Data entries
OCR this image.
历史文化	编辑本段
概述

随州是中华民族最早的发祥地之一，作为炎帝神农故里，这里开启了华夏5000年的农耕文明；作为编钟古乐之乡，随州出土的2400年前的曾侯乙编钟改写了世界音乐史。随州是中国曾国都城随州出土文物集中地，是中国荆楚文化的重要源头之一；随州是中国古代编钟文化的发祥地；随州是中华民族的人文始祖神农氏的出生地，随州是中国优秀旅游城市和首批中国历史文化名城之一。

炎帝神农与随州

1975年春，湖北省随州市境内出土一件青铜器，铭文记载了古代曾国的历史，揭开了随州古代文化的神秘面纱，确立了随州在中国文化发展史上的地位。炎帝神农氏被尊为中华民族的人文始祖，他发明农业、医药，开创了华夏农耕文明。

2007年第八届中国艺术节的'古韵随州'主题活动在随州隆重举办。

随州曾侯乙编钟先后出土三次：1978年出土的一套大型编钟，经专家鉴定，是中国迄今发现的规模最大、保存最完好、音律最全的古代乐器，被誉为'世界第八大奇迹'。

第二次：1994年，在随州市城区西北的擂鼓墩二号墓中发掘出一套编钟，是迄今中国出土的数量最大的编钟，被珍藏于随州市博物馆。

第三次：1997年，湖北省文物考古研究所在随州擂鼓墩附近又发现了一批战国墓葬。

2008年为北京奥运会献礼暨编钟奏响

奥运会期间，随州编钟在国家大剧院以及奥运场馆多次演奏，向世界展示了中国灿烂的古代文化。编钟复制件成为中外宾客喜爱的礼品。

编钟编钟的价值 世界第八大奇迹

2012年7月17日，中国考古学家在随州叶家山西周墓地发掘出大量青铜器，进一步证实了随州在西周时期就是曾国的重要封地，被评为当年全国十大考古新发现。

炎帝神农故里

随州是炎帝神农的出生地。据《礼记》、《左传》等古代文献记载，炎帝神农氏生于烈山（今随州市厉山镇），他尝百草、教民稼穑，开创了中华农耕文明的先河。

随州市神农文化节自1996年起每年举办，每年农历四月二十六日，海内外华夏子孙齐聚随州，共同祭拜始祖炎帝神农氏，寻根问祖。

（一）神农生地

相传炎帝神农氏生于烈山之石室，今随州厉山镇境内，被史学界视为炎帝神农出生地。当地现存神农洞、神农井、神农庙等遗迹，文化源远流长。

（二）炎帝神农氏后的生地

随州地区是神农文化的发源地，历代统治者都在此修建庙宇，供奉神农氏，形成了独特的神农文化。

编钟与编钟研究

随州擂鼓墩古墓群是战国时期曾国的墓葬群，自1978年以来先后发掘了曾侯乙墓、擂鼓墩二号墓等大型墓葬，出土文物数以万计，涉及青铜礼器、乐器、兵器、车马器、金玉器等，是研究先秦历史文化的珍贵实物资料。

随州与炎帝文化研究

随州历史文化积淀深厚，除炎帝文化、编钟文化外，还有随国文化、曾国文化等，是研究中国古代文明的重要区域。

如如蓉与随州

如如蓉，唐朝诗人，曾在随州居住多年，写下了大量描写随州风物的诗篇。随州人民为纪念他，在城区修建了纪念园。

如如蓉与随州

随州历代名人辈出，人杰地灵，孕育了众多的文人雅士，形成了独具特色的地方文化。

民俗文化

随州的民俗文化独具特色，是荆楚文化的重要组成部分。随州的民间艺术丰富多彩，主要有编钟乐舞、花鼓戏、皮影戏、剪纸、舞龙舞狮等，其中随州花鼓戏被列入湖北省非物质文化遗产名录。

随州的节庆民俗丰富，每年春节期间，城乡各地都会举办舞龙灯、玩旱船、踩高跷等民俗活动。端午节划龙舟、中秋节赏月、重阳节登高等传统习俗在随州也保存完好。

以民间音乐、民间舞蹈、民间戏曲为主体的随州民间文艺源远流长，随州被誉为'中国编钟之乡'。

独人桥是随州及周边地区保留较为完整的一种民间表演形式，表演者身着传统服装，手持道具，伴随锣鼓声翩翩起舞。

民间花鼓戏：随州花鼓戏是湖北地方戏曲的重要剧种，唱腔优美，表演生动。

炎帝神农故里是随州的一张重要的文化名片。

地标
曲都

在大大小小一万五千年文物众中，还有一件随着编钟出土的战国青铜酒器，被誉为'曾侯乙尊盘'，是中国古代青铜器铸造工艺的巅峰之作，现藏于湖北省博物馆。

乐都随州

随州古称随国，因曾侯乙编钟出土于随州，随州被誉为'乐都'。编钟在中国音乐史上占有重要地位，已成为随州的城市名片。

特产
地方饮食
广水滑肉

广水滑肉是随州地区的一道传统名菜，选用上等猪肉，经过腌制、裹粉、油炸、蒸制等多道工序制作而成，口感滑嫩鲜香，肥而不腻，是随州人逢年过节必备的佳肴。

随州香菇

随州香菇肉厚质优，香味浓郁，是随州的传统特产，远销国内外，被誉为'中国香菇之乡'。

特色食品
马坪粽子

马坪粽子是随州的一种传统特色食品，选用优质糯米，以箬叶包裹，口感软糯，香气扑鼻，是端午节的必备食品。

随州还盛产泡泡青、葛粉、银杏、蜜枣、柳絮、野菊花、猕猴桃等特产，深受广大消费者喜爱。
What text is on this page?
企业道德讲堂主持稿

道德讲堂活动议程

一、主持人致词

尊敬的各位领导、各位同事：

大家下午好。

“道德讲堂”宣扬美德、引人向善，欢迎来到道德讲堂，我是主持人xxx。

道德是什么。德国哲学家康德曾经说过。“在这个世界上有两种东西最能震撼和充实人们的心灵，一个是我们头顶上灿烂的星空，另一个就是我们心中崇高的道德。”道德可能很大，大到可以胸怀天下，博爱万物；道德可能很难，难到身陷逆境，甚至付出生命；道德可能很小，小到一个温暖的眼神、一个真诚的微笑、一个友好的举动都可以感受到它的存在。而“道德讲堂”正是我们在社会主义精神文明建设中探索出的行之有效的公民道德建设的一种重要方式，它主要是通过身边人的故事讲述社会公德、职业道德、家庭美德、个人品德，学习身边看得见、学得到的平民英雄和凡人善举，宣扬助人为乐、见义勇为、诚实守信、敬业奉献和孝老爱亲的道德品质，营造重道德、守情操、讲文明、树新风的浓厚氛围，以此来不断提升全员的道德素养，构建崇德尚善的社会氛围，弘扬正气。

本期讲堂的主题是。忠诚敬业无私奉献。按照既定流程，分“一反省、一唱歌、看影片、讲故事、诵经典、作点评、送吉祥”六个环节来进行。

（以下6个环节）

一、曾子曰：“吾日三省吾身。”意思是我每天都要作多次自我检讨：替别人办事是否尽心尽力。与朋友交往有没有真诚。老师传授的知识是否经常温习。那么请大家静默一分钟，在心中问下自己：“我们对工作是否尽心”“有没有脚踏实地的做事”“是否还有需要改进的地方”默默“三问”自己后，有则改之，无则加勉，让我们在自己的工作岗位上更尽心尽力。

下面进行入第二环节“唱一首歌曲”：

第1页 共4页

# PROBLEM STATEMENT
From the line containing "What text is on this page?" to the last line of the material, please quote every line exactly and only those.

# RESULT BELOW
What text is on this page?
企业道德讲堂主持稿

道德讲堂活动议程

一、主持人致词

尊敬的各位领导、各位同事：

大家下午好。

“道德讲堂”宣扬美德、引人向善，欢迎来到道德讲堂，我是主持人xxx。

道德是什么。德国哲学家康德曾经说过。“在这个世界上有两种东西最能震撼和充实人们的心灵，一个是我们头顶上灿烂的星空，另一个就是我们心中崇高的道德。”道德可能很大，大到可以胸怀天下，博爱万物；道德可能很难，难到身陷逆境，甚至付出生命；道德可能很小，小到一个温暖的眼神、一个真诚的微笑、一个友好的举动都可以感受到它的存在。而“道德讲堂”正是我们在社会主义精神文明建设中探索出的行之有效的公民道德建设的一种重要方式，它主要是通过身边人的故事讲述社会公德、职业道德、家庭美德、个人品德，学习身边看得见、学得到的平民英雄和凡人善举，宣扬助人为乐、见义勇为、诚实守信、敬业奉献和孝老爱亲的道德品质，营造重道德、守情操、讲文明、树新风的浓厚氛围，以此来不断提升全员的道德素养，构建崇德尚善的社会氛围，弘扬正气。

本期讲堂的主题是。忠诚敬业无私奉献。按照既定流程，分“一反省、一唱歌、看影片、讲故事、诵经典、作点评、送吉祥”六个环节来进行。

（以下6个环节）

一、曾子曰：“吾日三省吾身。”意思是我每天都要作多次自我检讨：替别人办事是否尽心尽力。与朋友交往有没有真诚。老师传授的知识是否经常温习。那么请大家静默一分钟，在心中问下自己：“我们对工作是否尽心”“有没有脚踏实地的做事”“是否还有需要改进的地方”默默“三问”自己后，有则改之，无则加勉，让我们在自己的工作岗位上更尽心尽力。

下面进行入第二环节“唱一首歌曲”：

第1页 共4页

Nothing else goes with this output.